Figure dataset records:
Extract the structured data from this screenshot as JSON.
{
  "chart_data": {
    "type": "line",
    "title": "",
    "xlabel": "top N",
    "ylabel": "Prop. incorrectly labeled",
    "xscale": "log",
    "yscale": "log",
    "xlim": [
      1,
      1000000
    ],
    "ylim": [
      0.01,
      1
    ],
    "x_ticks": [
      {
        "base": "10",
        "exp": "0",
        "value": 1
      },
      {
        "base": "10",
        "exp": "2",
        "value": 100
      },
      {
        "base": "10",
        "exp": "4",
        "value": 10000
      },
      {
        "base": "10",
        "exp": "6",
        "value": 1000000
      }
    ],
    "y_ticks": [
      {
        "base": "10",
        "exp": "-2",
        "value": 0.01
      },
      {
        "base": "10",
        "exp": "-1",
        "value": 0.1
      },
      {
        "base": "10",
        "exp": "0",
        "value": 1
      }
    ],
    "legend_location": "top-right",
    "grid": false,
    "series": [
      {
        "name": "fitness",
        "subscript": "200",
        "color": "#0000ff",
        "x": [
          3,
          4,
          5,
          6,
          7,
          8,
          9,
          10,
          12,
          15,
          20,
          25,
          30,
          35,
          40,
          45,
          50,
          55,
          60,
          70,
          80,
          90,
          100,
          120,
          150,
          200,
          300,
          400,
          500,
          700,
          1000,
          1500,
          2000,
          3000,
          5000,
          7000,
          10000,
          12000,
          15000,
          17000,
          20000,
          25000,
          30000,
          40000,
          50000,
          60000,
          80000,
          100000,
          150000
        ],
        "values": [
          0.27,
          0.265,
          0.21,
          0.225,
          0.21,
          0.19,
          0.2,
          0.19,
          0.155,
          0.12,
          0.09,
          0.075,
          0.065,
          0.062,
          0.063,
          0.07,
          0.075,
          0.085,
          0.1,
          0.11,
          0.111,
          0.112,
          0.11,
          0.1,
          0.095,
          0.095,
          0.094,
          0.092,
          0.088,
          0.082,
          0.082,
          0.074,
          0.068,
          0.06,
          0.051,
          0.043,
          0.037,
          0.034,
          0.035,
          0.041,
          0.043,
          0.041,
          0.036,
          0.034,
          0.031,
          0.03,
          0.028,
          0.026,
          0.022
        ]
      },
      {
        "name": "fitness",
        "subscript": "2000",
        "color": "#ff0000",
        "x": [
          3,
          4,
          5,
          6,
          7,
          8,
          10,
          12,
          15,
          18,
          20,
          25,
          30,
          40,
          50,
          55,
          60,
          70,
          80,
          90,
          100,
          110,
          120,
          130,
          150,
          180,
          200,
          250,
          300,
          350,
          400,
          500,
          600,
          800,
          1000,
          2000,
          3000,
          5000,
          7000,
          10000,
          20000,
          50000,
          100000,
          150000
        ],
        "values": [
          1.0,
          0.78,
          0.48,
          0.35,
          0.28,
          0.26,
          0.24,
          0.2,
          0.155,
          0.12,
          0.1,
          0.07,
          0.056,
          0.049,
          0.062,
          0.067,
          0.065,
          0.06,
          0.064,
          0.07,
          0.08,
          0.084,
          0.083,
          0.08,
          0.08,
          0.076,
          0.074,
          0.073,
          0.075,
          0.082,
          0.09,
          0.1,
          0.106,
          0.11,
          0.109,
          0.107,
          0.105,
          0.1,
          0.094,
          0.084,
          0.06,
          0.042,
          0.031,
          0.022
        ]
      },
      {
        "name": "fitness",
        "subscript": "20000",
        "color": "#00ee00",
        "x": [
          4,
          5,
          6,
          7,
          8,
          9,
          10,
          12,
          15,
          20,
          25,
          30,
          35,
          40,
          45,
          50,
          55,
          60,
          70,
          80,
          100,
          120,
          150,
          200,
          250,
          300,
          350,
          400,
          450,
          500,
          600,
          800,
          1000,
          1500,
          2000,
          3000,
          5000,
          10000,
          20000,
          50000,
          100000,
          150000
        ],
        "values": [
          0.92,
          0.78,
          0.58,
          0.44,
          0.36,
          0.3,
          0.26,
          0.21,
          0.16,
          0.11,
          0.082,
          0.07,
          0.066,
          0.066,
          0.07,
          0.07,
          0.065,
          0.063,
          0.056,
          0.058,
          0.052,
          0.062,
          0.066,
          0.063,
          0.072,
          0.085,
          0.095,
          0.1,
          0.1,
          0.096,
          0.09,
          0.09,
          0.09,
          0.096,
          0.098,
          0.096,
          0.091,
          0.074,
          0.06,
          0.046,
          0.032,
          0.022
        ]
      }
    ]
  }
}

**Exercise description**
Transcribe all entries exactly as they are given.

**Answer to this problem**
Extract the structured data from this screenshot as JSON.
{
  "chart_data": {
    "type": "line",
    "title": "",
    "xlabel": "top N",
    "ylabel": "Prop. incorrectly labeled",
    "xscale": "log",
    "yscale": "log",
    "xlim": [
      1,
      1000000
    ],
    "ylim": [
      0.01,
      1
    ],
    "x_ticks": [
      {
        "base": "10",
        "exp": "0",
        "value": 1
      },
      {
        "base": "10",
        "exp": "2",
        "value": 100
      },
      {
        "base": "10",
        "exp": "4",
        "value": 10000
      },
      {
        "base": "10",
        "exp": "6",
        "value": 1000000
      }
    ],
    "y_ticks": [
      {
        "base": "10",
        "exp": "-2",
        "value": 0.01
      },
      {
        "base": "10",
        "exp": "-1",
        "value": 0.1
      },
      {
        "base": "10",
        "exp": "0",
        "value": 1
      }
    ],
    "legend_location": "top-right",
    "grid": false,
    "series": [
      {
        "name": "fitness",
        "subscript": "200",
        "color": "#0000ff",
        "x": [
          3,
          4,
          5,
          6,
          7,
          8,
          9,
          10,
          12,
          15,
          20,
          25,
          30,
          35,
          40,
          45,
          50,
          55,
          60,
          70,
          80,
          90,
          100,
          120,
          150,
          200,
          300,
          400,
          500,
          700,
          1000,
          1500,
          2000,
          3000,
          5000,
          7000,
          10000,
          12000,
          15000,
          17000,
          20000,
          25000,
          30000,
          40000,
          50000,
          60000,
          80000,
          100000,
          150000
        ],
        "values": [
          0.27,
          0.265,
          0.21,
          0.225,
          0.21,
          0.19,
          0.2,
          0.19,
          0.155,
          0.12,
          0.09,
          0.075,
          0.065,
          0.062,
          0.063,
          0.07,
          0.075,
          0.085,
          0.1,
          0.11,
          0.111,
          0.112,
          0.11,
          0.1,
          0.095,
          0.095,
          0.094,
          0.092,
          0.088,
          0.082,
          0.082,
          0.074,
          0.068,
          0.06,
          0.051,
          0.043,
          0.037,
          0.034,
          0.035,
          0.041,
          0.043,
          0.041,
          0.036,
          0.034,
          0.031,
          0.03,
          0.028,
          0.026,
          0.022
        ]
      },
      {
        "name": "fitness",
        "subscript": "2000",
        "color": "#ff0000",
        "x": [
          3,
          4,
          5,
          6,
          7,
          8,
          10,
          12,
          15,
          18,
          20,
          25,
          30,
          40,
          50,
          55,
          60,
          70,
          80,
          90,
          100,
          110,
          120,
          130,
          150,
          180,
          200,
          250,
          300,
          350,
          400,
          500,
          600,
          800,
          1000,
          2000,
          3000,
          5000,
          7000,
          10000,
          20000,
          50000,
          100000,
          150000
        ],
        "values": [
          1.0,
          0.78,
          0.48,
          0.35,
          0.28,
          0.26,
          0.24,
          0.2,
          0.155,
          0.12,
          0.1,
          0.07,
          0.056,
          0.049,
          0.062,
          0.067,
          0.065,
          0.06,
          0.064,
          0.07,
          0.08,
          0.084,
          0.083,
          0.08,
          0.08,
          0.076,
          0.074,
          0.073,
          0.075,
          0.082,
          0.09,
          0.1,
          0.106,
          0.11,
          0.109,
          0.107,
          0.105,
          0.1,
          0.094,
          0.084,
          0.06,
          0.042,
          0.031,
          0.022
        ]
      },
      {
        "name": "fitness",
        "subscript": "20000",
        "color": "#00ee00",
        "x": [
          4,
          5,
          6,
          7,
          8,
          9,
          10,
          12,
          15,
          20,
          25,
          30,
          35,
          40,
          45,
          50,
          55,
          60,
          70,
          80,
          100,
          120,
          150,
          200,
          250,
          300,
          350,
          400,
          450,
          500,
          600,
          800,
          1000,
          1500,
          2000,
          3000,
          5000,
          10000,
          20000,
          50000,
          100000,
          150000
        ],
        "values": [
          0.92,
          0.78,
          0.58,
          0.44,
          0.36,
          0.3,
          0.26,
          0.21,
          0.16,
          0.11,
          0.082,
          0.07,
          0.066,
          0.066,
          0.07,
          0.07,
          0.065,
          0.063,
          0.056,
          0.058,
          0.052,
          0.062,
          0.066,
          0.063,
          0.072,
          0.085,
          0.095,
          0.1,
          0.1,
          0.096,
          0.09,
          0.09,
          0.09,
          0.096,
          0.098,
          0.096,
          0.091,
          0.074,
          0.06,
          0.046,
          0.032,
          0.022
        ]
      }
    ]
  }
}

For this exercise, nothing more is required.